> Exercise details
Find all lines in the records that include the word "image", and copy them out.

> Data for the task

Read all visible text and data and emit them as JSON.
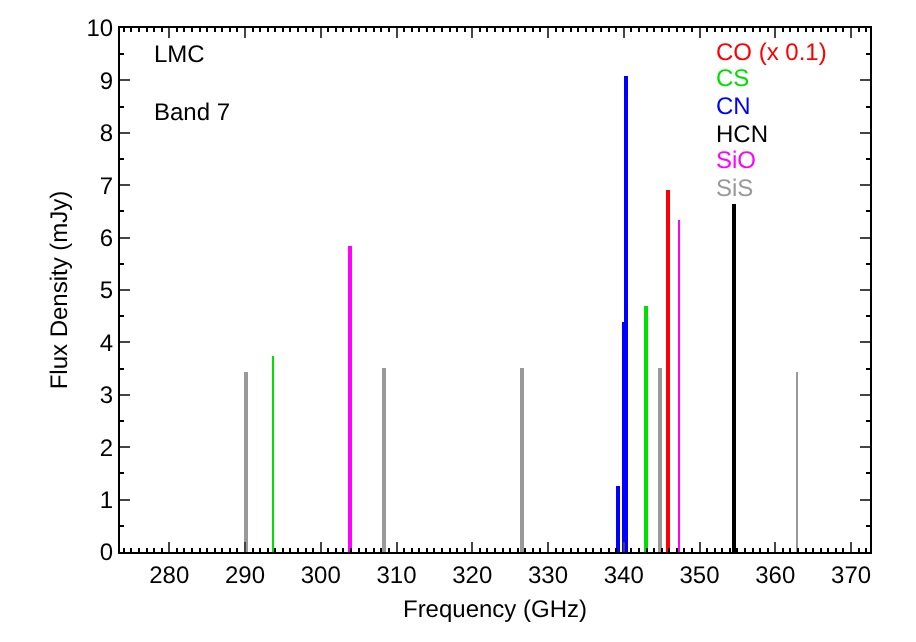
{
  "chart_data": {
    "type": "bar",
    "xlabel": "Frequency (GHz)",
    "ylabel": "Flux Density (mJy)",
    "annotations": [
      "LMC",
      "Band 7"
    ],
    "xlim": [
      273.5,
      372.5
    ],
    "xticks": [
      280,
      290,
      300,
      310,
      320,
      330,
      340,
      350,
      360,
      370
    ],
    "ylim": [
      0,
      10
    ],
    "yticks": [
      0,
      1,
      2,
      3,
      4,
      5,
      6,
      7,
      8,
      9,
      10
    ],
    "grid": false,
    "legend": "top right",
    "series": [
      {
        "name": "CO (x 0.1)",
        "color": "#ff0000",
        "x": [
          345.8
        ],
        "values": [
          6.9
        ]
      },
      {
        "name": "CS",
        "color": "#00e000",
        "x": [
          293.7,
          342.9
        ],
        "values": [
          3.75,
          4.7
        ]
      },
      {
        "name": "CN",
        "color": "#0000ff",
        "x": [
          339.3,
          340.0,
          340.25
        ],
        "values": [
          1.25,
          4.4,
          9.1
        ]
      },
      {
        "name": "HCN",
        "color": "#000000",
        "x": [
          354.6
        ],
        "values": [
          6.65
        ]
      },
      {
        "name": "SiO",
        "color": "#ff00ff",
        "x": [
          303.9,
          347.3
        ],
        "values": [
          5.85,
          6.35
        ]
      },
      {
        "name": "SiS",
        "color": "#999999",
        "x": [
          290.2,
          308.3,
          326.6,
          344.8,
          362.9
        ],
        "values": [
          3.45,
          3.5,
          3.5,
          3.5,
          3.45
        ]
      }
    ]
  }
}
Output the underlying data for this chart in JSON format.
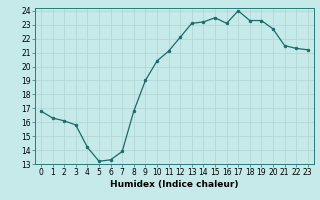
{
  "x": [
    0,
    1,
    2,
    3,
    4,
    5,
    6,
    7,
    8,
    9,
    10,
    11,
    12,
    13,
    14,
    15,
    16,
    17,
    18,
    19,
    20,
    21,
    22,
    23
  ],
  "y": [
    16.8,
    16.3,
    16.1,
    15.8,
    14.2,
    13.2,
    13.3,
    13.9,
    16.8,
    19.0,
    20.4,
    21.1,
    22.1,
    23.1,
    23.2,
    23.5,
    23.1,
    24.0,
    23.3,
    23.3,
    22.7,
    21.5,
    21.3,
    21.2
  ],
  "xlabel": "Humidex (Indice chaleur)",
  "bg_color": "#c6eaea",
  "line_color": "#1a6b6b",
  "marker_color": "#1a6b6b",
  "grid_color": "#b0d4d4",
  "ylim": [
    13,
    24
  ],
  "xlim_min": -0.5,
  "xlim_max": 23.5,
  "yticks": [
    13,
    14,
    15,
    16,
    17,
    18,
    19,
    20,
    21,
    22,
    23,
    24
  ],
  "xticks": [
    0,
    1,
    2,
    3,
    4,
    5,
    6,
    7,
    8,
    9,
    10,
    11,
    12,
    13,
    14,
    15,
    16,
    17,
    18,
    19,
    20,
    21,
    22,
    23
  ],
  "tick_fontsize": 5.5,
  "xlabel_fontsize": 6.5
}
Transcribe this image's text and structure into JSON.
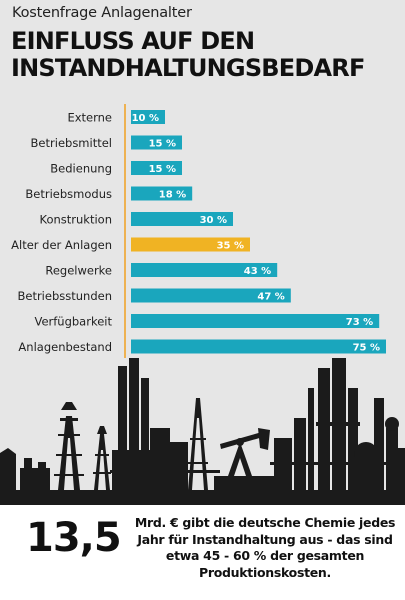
{
  "header": {
    "kicker": "Kostenfrage Anlagenalter",
    "headline": "EINFLUSS AUF DEN INSTANDHALTUNGSBEDARF"
  },
  "chart_data": {
    "type": "bar",
    "orientation": "horizontal",
    "title": "EINFLUSS AUF DEN INSTANDHALTUNGSBEDARF",
    "categories": [
      "Externe",
      "Betriebsmittel",
      "Bedienung",
      "Betriebsmodus",
      "Konstruktion",
      "Alter der Anlagen",
      "Regelwerke",
      "Betriebsstunden",
      "Verfügbarkeit",
      "Anlagenbestand"
    ],
    "values": [
      10,
      15,
      15,
      18,
      30,
      35,
      43,
      47,
      73,
      75
    ],
    "value_labels": [
      "10 %",
      "15 %",
      "15 %",
      "18 %",
      "30 %",
      "35 %",
      "43 %",
      "47 %",
      "73 %",
      "75 %"
    ],
    "unit": "%",
    "xlim": [
      0,
      80
    ],
    "highlight_category": "Alter der Anlagen",
    "colors": {
      "bar": "#1aa6bd",
      "highlight": "#f0b323",
      "axis": "#f0a020",
      "label": "#ffffff"
    },
    "grid": false,
    "legend": "none"
  },
  "footer": {
    "big_number": "13,5",
    "text": "Mrd. € gibt die deutsche Chemie jedes Jahr für Instandhaltung aus - das sind etwa 45 - 60 % der gesamten Produktionskosten."
  },
  "illustration": {
    "name": "industrial-skyline-silhouette",
    "color": "#1b1b1b"
  }
}
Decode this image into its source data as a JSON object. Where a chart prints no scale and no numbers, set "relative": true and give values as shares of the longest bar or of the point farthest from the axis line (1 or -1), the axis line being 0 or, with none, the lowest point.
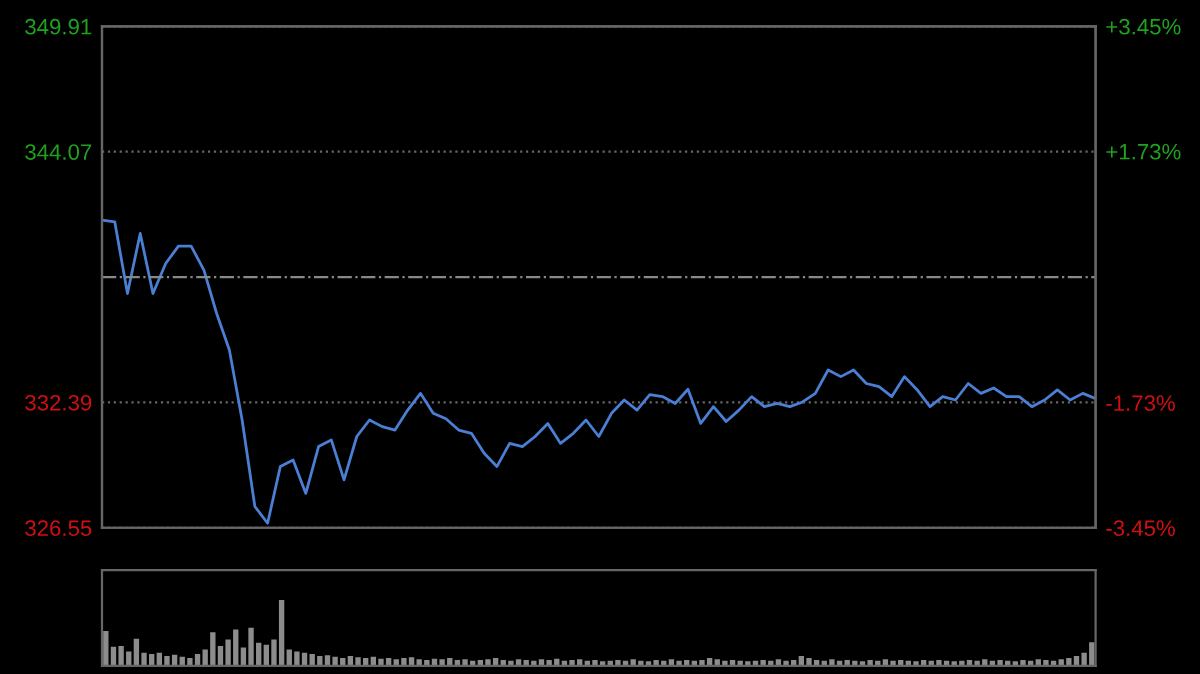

> Finished answer
Transcribe this image's text and structure into JSON.
Decode this image into its source data as a JSON object. Where a chart prints no scale and no numbers, set "relative": true and give values as shares of the longest bar or of the point farthest from the axis line (1 or -1), the axis line being 0 or, with none, the lowest point.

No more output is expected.